--- Start of Exercise materials ---
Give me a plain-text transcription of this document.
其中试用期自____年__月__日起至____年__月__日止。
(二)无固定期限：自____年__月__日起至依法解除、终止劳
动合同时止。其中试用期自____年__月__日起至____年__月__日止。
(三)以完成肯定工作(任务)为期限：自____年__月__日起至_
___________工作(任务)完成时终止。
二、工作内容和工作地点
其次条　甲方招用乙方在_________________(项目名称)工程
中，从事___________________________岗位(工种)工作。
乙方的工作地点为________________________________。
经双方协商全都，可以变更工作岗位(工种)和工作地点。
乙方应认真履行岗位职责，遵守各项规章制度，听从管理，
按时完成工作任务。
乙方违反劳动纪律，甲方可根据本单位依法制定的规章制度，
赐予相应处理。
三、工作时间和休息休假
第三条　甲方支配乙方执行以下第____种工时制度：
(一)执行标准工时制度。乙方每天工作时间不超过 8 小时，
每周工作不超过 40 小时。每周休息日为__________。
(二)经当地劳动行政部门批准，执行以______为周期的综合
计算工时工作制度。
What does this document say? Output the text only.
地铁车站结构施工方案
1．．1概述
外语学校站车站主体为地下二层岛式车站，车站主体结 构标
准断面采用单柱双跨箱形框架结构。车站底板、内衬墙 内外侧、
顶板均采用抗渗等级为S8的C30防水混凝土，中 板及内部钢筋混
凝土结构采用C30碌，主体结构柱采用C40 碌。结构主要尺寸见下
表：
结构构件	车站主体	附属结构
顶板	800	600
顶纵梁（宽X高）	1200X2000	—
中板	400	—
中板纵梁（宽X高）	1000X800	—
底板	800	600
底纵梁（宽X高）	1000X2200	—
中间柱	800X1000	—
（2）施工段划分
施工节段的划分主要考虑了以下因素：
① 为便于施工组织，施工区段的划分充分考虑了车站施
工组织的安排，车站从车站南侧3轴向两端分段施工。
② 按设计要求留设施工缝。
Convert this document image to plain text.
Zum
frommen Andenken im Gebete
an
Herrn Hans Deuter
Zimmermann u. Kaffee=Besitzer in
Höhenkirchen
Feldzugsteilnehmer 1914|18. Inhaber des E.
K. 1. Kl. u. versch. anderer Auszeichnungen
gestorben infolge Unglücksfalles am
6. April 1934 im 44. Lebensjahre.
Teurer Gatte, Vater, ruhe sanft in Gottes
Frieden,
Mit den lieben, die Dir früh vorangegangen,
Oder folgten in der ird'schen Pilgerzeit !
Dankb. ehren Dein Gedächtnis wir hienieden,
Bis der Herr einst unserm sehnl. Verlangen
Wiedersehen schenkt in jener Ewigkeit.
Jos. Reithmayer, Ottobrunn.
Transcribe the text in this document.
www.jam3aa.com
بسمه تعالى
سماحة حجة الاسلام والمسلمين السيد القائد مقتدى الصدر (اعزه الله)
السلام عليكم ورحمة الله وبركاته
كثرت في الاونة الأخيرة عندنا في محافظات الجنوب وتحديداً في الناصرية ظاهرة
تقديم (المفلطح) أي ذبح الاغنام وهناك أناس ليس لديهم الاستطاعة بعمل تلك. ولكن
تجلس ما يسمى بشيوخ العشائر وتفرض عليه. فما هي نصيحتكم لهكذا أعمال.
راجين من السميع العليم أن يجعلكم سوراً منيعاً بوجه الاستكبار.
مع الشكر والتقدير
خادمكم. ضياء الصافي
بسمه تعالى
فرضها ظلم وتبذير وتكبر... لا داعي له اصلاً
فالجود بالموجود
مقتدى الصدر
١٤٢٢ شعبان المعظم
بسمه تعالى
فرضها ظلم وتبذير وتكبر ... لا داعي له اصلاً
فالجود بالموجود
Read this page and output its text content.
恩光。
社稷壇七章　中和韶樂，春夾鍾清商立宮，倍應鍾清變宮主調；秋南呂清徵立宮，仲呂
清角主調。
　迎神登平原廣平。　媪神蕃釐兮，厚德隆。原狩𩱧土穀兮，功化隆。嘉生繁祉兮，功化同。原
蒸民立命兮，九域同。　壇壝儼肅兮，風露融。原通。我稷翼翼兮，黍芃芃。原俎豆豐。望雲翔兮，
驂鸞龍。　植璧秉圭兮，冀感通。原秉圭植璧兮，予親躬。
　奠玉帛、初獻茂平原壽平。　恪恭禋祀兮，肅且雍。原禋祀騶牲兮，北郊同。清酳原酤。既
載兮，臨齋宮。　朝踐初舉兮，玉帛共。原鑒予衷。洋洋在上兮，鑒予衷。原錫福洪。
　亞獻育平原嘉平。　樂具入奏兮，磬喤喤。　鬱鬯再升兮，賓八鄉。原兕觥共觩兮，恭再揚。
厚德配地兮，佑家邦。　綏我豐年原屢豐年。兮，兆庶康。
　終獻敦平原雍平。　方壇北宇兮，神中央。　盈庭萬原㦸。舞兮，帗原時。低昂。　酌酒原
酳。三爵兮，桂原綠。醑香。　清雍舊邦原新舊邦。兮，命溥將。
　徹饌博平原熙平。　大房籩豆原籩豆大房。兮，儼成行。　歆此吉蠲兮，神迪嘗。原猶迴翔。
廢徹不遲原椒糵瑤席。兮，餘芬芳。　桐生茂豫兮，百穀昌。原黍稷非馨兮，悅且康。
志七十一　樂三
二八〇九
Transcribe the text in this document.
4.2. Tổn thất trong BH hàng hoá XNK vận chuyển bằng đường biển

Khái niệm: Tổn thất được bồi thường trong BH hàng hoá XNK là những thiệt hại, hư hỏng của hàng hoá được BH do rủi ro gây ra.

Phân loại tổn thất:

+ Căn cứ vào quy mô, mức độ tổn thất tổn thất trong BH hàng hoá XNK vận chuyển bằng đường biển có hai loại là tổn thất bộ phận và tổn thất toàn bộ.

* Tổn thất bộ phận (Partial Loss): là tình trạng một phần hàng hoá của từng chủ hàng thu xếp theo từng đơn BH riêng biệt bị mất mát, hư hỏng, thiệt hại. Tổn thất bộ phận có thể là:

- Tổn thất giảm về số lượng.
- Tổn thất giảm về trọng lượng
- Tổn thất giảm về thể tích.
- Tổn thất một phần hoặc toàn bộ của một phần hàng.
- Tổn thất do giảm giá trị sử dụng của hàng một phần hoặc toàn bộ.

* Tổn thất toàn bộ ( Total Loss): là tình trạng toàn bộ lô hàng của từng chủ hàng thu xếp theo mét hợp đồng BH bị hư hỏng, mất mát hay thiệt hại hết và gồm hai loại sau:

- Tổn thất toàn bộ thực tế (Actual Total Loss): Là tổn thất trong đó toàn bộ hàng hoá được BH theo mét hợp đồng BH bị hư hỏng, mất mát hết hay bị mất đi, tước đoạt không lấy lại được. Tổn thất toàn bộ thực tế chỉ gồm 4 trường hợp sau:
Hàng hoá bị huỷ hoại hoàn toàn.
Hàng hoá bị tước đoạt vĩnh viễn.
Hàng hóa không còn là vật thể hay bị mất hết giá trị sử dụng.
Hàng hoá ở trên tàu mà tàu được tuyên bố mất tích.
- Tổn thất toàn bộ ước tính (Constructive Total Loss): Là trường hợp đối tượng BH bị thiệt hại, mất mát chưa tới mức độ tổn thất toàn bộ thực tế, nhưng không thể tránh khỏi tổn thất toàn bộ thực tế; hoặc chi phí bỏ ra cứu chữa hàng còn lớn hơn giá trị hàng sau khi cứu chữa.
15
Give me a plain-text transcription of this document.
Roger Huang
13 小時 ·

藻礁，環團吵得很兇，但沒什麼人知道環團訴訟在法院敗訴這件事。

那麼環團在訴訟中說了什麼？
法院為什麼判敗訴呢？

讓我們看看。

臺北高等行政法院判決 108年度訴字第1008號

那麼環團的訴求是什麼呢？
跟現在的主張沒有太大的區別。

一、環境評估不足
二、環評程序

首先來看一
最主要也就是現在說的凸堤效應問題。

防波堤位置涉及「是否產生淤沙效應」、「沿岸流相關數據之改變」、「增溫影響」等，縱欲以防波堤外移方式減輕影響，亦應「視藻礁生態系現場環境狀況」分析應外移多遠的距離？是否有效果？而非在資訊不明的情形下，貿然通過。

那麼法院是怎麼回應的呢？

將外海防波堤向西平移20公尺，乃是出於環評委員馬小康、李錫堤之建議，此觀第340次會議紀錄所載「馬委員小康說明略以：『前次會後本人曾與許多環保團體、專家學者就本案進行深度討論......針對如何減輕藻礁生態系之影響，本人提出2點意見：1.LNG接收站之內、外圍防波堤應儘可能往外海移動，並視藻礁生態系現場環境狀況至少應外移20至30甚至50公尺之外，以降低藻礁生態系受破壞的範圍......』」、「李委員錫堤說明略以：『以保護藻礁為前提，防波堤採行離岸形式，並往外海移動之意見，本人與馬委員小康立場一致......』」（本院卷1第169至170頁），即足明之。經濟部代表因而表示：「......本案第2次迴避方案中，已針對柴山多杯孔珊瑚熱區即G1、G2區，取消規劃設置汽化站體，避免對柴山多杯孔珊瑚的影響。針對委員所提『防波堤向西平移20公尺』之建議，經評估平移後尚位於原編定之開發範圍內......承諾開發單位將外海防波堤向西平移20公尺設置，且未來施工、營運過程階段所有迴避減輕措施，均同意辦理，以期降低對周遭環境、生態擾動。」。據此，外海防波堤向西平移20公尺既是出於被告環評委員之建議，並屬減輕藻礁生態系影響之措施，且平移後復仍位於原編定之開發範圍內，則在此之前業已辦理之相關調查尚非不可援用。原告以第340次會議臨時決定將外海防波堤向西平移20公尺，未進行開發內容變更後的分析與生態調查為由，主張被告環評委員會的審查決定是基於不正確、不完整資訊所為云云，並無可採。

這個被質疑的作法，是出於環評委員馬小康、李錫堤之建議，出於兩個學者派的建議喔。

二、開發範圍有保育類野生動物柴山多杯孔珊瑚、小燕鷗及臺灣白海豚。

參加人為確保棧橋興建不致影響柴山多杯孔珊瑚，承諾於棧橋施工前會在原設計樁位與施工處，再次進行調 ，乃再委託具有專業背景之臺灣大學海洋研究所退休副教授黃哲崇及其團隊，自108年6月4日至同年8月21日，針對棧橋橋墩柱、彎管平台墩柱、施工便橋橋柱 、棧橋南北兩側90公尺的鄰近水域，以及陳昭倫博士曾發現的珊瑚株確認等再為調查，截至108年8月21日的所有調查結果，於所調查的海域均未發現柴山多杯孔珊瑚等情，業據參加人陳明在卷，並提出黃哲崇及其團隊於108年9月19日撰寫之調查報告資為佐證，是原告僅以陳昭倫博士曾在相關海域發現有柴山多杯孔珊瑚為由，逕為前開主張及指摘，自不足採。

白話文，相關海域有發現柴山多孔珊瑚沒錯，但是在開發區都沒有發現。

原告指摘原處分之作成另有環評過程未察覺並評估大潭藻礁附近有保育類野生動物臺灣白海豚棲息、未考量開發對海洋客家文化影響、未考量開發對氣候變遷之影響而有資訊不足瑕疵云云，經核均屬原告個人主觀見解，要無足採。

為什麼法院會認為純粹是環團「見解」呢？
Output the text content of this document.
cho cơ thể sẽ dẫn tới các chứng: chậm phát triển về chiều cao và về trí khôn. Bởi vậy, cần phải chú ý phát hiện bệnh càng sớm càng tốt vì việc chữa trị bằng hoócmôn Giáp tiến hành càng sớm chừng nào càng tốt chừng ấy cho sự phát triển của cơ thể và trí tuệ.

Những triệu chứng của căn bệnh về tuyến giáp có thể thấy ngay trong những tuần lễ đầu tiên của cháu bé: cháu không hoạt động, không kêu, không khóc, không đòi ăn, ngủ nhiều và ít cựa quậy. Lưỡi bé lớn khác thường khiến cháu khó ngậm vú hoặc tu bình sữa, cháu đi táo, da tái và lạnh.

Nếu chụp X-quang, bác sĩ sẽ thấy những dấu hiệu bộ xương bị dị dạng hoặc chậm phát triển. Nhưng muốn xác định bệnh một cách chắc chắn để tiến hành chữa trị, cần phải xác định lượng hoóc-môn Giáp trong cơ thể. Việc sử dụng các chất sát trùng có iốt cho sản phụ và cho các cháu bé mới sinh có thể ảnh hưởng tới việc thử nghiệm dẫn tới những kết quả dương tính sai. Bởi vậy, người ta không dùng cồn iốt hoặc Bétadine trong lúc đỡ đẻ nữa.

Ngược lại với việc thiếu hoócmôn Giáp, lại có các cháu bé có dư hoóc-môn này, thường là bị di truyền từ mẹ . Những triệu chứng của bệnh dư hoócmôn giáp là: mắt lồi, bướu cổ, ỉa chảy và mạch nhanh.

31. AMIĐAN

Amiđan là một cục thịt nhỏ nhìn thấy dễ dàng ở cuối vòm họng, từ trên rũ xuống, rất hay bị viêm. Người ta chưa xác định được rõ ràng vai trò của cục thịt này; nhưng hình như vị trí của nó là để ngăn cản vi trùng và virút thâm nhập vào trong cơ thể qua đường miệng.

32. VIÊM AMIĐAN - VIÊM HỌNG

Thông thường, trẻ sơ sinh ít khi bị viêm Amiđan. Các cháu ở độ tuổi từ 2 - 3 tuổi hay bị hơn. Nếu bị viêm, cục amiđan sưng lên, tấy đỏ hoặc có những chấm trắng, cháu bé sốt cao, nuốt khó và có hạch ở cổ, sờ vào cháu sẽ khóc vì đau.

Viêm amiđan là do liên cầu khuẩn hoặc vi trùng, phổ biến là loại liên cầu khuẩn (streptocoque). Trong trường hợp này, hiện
--- End of Exercise materials ---
Exercise aim: Identify and extract each line of the listing that contains "biển".

Exercise output:
4.2. Tổn thất trong BH hàng hoá XNK vận chuyển bằng đường biển
+ Căn cứ vào quy mô, mức độ tổn thất tổn thất trong BH hàng hoá XNK vận chuyển bằng đường biển có hai loại là tổn thất bộ phận và tổn thất toàn bộ.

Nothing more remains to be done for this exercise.